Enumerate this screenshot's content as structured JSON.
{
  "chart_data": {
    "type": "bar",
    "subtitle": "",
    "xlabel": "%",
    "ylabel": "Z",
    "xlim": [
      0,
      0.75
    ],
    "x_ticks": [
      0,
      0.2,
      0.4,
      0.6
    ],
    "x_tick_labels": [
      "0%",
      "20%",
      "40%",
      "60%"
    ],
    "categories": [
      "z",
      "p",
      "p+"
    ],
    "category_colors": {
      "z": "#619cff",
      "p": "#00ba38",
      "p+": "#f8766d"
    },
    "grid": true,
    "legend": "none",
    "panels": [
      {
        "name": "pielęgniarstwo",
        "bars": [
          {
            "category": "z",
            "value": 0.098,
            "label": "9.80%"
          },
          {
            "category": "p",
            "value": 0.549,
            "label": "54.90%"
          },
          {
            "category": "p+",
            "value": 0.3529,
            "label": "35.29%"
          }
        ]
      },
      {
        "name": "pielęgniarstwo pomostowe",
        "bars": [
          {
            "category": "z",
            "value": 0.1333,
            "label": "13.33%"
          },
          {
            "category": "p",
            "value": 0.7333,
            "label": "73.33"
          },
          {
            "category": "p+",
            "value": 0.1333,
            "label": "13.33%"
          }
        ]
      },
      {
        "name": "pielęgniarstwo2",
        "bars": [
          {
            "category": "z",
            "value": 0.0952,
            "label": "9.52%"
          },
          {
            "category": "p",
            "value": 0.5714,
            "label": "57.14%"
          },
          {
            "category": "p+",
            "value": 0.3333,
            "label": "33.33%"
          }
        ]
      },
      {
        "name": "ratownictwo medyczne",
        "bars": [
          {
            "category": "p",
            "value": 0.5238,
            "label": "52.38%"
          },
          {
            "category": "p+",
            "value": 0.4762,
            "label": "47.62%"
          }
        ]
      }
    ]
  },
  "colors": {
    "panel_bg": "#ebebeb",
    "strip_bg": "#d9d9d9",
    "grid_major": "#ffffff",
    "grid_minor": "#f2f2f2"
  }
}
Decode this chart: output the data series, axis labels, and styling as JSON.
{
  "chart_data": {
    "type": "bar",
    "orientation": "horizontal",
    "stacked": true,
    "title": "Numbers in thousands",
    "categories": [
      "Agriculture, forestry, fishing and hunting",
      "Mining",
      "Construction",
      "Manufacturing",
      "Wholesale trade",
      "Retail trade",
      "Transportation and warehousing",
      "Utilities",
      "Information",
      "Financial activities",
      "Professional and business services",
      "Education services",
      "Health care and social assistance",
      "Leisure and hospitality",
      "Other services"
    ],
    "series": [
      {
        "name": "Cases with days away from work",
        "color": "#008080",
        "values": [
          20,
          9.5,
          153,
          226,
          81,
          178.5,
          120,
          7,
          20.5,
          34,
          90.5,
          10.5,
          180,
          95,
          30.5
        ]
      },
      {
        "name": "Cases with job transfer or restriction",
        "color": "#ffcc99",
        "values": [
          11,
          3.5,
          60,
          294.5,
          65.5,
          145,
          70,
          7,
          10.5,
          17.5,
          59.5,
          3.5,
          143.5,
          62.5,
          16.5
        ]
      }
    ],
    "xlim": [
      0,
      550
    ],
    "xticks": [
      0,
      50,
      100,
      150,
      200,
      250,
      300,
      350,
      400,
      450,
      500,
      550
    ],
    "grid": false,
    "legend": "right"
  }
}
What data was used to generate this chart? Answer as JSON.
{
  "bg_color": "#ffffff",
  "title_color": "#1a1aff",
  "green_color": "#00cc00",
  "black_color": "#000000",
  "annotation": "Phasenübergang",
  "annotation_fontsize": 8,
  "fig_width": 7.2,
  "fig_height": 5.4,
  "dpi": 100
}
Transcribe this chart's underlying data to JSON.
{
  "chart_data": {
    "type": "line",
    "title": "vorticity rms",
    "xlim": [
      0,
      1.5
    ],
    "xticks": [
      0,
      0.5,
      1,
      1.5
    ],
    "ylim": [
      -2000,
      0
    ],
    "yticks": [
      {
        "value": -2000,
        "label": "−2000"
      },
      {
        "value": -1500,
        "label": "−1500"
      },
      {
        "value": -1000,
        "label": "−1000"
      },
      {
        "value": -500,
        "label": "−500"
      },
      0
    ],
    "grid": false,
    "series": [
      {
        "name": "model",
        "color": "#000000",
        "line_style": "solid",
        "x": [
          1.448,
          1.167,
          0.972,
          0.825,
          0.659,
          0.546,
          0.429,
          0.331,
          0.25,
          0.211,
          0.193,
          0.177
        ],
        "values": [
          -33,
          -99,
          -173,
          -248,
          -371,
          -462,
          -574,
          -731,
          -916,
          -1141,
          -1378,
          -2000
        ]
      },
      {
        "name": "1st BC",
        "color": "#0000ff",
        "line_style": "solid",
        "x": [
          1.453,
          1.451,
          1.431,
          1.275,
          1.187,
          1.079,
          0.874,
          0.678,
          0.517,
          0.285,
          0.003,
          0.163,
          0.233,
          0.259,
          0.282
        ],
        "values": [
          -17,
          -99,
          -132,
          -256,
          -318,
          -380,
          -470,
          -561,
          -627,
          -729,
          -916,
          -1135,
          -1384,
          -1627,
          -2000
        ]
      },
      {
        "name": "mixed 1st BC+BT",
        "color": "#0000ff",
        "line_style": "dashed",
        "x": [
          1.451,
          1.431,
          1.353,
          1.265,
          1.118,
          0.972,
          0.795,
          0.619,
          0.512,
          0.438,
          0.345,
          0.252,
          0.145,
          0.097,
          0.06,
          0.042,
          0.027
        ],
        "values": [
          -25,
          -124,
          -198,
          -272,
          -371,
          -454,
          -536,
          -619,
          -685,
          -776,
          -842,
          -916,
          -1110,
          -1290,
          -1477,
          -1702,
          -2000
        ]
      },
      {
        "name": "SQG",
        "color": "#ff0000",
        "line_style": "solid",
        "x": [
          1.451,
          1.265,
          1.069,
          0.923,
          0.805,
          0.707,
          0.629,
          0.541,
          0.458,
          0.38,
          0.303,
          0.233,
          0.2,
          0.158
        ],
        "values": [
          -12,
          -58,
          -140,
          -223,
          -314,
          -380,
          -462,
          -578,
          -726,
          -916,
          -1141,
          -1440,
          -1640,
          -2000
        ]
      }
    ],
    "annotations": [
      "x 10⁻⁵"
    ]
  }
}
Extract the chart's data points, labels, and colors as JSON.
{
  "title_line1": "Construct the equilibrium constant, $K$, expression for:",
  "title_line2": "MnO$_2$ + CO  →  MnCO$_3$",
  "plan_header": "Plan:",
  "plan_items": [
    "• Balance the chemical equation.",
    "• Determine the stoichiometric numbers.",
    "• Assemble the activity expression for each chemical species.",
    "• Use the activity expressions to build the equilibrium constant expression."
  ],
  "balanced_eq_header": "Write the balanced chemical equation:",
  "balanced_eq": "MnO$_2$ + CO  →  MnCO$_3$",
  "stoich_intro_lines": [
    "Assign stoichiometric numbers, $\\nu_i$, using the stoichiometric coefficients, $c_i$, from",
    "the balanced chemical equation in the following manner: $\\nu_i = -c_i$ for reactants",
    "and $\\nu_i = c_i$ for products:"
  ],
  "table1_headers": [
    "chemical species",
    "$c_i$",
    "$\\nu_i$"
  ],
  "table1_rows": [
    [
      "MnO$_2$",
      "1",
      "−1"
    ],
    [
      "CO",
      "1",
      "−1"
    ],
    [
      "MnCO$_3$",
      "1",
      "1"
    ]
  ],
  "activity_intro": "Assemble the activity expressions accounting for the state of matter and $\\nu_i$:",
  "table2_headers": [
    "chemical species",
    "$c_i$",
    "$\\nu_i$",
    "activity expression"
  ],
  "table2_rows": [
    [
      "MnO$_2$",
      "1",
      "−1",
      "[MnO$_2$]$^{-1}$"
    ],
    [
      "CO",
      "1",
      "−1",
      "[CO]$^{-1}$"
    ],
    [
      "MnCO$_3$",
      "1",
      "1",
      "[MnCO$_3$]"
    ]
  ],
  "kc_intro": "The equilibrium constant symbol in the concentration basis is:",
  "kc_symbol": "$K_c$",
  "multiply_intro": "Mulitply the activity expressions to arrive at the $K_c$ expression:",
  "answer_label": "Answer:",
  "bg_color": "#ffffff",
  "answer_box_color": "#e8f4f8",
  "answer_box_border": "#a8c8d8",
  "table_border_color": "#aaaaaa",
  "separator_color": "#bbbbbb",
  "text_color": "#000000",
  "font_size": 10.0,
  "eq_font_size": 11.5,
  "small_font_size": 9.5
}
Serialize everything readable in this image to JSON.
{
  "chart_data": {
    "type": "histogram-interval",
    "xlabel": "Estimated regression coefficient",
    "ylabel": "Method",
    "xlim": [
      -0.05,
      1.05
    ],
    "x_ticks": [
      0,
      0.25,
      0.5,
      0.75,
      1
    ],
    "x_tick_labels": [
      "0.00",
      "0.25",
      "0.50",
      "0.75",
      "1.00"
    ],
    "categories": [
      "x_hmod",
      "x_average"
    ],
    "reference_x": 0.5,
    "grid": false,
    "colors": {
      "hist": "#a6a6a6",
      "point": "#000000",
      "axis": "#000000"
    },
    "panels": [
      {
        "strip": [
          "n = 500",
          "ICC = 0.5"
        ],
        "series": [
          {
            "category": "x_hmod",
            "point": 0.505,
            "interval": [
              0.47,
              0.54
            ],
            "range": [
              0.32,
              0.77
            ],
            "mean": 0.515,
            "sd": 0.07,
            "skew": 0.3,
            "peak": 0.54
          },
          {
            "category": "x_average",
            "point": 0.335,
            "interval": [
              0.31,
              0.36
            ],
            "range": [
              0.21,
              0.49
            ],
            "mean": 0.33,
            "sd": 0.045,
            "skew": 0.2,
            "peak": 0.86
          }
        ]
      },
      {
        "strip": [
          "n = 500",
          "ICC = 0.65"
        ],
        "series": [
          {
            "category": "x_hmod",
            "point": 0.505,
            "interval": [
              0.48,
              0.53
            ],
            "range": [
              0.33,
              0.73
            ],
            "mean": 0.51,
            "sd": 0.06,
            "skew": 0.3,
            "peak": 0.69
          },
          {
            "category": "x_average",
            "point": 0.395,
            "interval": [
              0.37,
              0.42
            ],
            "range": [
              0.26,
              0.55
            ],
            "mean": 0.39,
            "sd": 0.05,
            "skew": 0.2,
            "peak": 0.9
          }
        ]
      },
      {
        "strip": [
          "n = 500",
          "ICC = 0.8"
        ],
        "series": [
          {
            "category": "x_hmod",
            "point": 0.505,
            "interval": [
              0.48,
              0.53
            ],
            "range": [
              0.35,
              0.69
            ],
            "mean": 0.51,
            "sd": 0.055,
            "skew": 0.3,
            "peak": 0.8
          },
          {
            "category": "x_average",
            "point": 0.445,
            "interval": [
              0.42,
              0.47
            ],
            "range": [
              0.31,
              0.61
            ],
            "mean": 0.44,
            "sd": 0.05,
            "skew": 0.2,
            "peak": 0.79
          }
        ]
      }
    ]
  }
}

***

▶ **Goal of the exercise**
From the material above, count the lines that include "peak" and give only the total.

▶ **Result for this task**
6